▸ **WHAT IS REQUIRED**
Extract the complete listing and output it unchanged.

▸ **EXERCISE MATERIALS**
Start
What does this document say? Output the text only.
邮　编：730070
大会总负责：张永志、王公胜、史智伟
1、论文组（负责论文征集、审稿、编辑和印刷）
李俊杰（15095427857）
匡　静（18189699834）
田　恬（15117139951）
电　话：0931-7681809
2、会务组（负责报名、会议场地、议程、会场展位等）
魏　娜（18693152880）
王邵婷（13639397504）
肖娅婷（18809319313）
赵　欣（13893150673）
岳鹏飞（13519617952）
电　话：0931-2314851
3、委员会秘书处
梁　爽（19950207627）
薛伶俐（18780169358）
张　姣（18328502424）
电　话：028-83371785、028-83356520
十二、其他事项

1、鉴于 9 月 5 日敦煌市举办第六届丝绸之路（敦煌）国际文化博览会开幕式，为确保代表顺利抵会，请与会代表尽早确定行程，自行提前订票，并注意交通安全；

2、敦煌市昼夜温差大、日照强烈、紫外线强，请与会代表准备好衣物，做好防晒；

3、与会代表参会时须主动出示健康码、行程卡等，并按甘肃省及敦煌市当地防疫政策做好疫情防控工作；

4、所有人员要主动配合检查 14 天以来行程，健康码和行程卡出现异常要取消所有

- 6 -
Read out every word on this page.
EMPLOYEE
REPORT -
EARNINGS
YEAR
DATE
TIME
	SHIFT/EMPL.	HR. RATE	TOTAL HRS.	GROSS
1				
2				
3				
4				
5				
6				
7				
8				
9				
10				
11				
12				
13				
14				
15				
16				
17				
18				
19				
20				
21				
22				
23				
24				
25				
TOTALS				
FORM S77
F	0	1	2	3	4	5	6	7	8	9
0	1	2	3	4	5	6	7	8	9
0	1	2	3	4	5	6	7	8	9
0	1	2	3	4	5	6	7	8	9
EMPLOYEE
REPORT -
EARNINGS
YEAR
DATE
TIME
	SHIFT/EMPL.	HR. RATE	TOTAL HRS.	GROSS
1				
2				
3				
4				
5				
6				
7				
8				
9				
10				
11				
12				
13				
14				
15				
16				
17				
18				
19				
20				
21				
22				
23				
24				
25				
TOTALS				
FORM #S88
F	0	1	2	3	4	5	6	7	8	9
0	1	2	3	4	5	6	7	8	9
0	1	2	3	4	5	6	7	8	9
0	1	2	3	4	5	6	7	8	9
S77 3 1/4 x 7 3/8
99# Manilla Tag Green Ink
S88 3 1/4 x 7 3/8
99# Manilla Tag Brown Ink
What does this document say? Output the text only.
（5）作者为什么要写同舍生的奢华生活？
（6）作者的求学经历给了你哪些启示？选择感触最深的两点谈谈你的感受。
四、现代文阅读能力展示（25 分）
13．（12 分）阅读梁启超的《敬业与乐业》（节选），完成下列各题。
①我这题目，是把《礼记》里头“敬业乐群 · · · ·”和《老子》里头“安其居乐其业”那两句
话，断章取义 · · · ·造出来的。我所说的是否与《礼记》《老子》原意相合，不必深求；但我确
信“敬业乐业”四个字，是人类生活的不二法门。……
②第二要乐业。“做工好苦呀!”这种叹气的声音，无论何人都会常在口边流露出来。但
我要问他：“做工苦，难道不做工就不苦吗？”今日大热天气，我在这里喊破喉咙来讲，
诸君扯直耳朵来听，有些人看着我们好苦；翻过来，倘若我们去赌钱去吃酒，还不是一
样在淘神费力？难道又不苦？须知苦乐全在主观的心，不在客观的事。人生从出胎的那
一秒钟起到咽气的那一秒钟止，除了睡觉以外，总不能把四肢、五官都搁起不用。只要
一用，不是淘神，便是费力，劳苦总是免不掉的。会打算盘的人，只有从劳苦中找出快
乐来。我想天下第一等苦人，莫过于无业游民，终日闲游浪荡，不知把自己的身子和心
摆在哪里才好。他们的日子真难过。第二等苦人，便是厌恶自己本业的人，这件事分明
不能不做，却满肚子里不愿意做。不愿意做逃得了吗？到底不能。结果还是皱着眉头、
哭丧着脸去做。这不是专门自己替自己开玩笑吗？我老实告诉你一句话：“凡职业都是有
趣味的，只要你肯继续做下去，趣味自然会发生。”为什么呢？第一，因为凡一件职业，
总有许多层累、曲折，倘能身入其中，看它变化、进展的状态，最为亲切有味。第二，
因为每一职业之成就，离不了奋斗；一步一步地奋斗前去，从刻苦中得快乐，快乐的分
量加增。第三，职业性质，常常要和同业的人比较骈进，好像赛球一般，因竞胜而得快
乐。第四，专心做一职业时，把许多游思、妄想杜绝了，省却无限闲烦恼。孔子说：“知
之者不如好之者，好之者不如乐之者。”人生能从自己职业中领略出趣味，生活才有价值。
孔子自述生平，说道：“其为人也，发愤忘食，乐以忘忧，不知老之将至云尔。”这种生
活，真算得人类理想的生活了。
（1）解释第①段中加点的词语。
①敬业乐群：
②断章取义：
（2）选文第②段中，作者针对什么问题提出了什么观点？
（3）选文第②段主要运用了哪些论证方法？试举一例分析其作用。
End
▸ **RESPONSE FOR THIS EXERCISE**
What does this document say? Output the text only.
邮　编：730070
大会总负责：张永志、王公胜、史智伟
1、论文组（负责论文征集、审稿、编辑和印刷）
李俊杰（15095427857）
匡　静（18189699834）
田　恬（15117139951）
电　话：0931-7681809
2、会务组（负责报名、会议场地、议程、会场展位等）
魏　娜（18693152880）
王邵婷（13639397504）
肖娅婷（18809319313）
赵　欣（13893150673）
岳鹏飞（13519617952）
电　话：0931-2314851
3、委员会秘书处
梁　爽（19950207627）
薛伶俐（18780169358）
张　姣（18328502424）
电　话：028-83371785、028-83356520
十二、其他事项

1、鉴于 9 月 5 日敦煌市举办第六届丝绸之路（敦煌）国际文化博览会开幕式，为确保代表顺利抵会，请与会代表尽早确定行程，自行提前订票，并注意交通安全；

2、敦煌市昼夜温差大、日照强烈、紫外线强，请与会代表准备好衣物，做好防晒；

3、与会代表参会时须主动出示健康码、行程卡等，并按甘肃省及敦煌市当地防疫政策做好疫情防控工作；

4、所有人员要主动配合检查 14 天以来行程，健康码和行程卡出现异常要取消所有

- 6 -
Read out every word on this page.
EMPLOYEE
REPORT -
EARNINGS
YEAR
DATE
TIME
	SHIFT/EMPL.	HR. RATE	TOTAL HRS.	GROSS
1				
2				
3				
4				
5				
6				
7				
8				
9				
10				
11				
12				
13				
14				
15				
16				
17				
18				
19				
20				
21				
22				
23				
24				
25				
TOTALS				
FORM S77
F	0	1	2	3	4	5	6	7	8	9
0	1	2	3	4	5	6	7	8	9
0	1	2	3	4	5	6	7	8	9
0	1	2	3	4	5	6	7	8	9
EMPLOYEE
REPORT -
EARNINGS
YEAR
DATE
TIME
	SHIFT/EMPL.	HR. RATE	TOTAL HRS.	GROSS
1				
2				
3				
4				
5				
6				
7				
8				
9				
10				
11				
12				
13				
14				
15				
16				
17				
18				
19				
20				
21				
22				
23				
24				
25				
TOTALS				
FORM #S88
F	0	1	2	3	4	5	6	7	8	9
0	1	2	3	4	5	6	7	8	9
0	1	2	3	4	5	6	7	8	9
0	1	2	3	4	5	6	7	8	9
S77 3 1/4 x 7 3/8
99# Manilla Tag Green Ink
S88 3 1/4 x 7 3/8
99# Manilla Tag Brown Ink
What does this document say? Output the text only.
（5）作者为什么要写同舍生的奢华生活？
（6）作者的求学经历给了你哪些启示？选择感触最深的两点谈谈你的感受。
四、现代文阅读能力展示（25 分）
13．（12 分）阅读梁启超的《敬业与乐业》（节选），完成下列各题。
①我这题目，是把《礼记》里头“敬业乐群 · · · ·”和《老子》里头“安其居乐其业”那两句
话，断章取义 · · · ·造出来的。我所说的是否与《礼记》《老子》原意相合，不必深求；但我确
信“敬业乐业”四个字，是人类生活的不二法门。……
②第二要乐业。“做工好苦呀!”这种叹气的声音，无论何人都会常在口边流露出来。但
我要问他：“做工苦，难道不做工就不苦吗？”今日大热天气，我在这里喊破喉咙来讲，
诸君扯直耳朵来听，有些人看着我们好苦；翻过来，倘若我们去赌钱去吃酒，还不是一
样在淘神费力？难道又不苦？须知苦乐全在主观的心，不在客观的事。人生从出胎的那
一秒钟起到咽气的那一秒钟止，除了睡觉以外，总不能把四肢、五官都搁起不用。只要
一用，不是淘神，便是费力，劳苦总是免不掉的。会打算盘的人，只有从劳苦中找出快
乐来。我想天下第一等苦人，莫过于无业游民，终日闲游浪荡，不知把自己的身子和心
摆在哪里才好。他们的日子真难过。第二等苦人，便是厌恶自己本业的人，这件事分明
不能不做，却满肚子里不愿意做。不愿意做逃得了吗？到底不能。结果还是皱着眉头、
哭丧着脸去做。这不是专门自己替自己开玩笑吗？我老实告诉你一句话：“凡职业都是有
趣味的，只要你肯继续做下去，趣味自然会发生。”为什么呢？第一，因为凡一件职业，
总有许多层累、曲折，倘能身入其中，看它变化、进展的状态，最为亲切有味。第二，
因为每一职业之成就，离不了奋斗；一步一步地奋斗前去，从刻苦中得快乐，快乐的分
量加增。第三，职业性质，常常要和同业的人比较骈进，好像赛球一般，因竞胜而得快
乐。第四，专心做一职业时，把许多游思、妄想杜绝了，省却无限闲烦恼。孔子说：“知
之者不如好之者，好之者不如乐之者。”人生能从自己职业中领略出趣味，生活才有价值。
孔子自述生平，说道：“其为人也，发愤忘食，乐以忘忧，不知老之将至云尔。”这种生
活，真算得人类理想的生活了。
（1）解释第①段中加点的词语。
①敬业乐群：
②断章取义：
（2）选文第②段中，作者针对什么问题提出了什么观点？
（3）选文第②段主要运用了哪些论证方法？试举一例分析其作用。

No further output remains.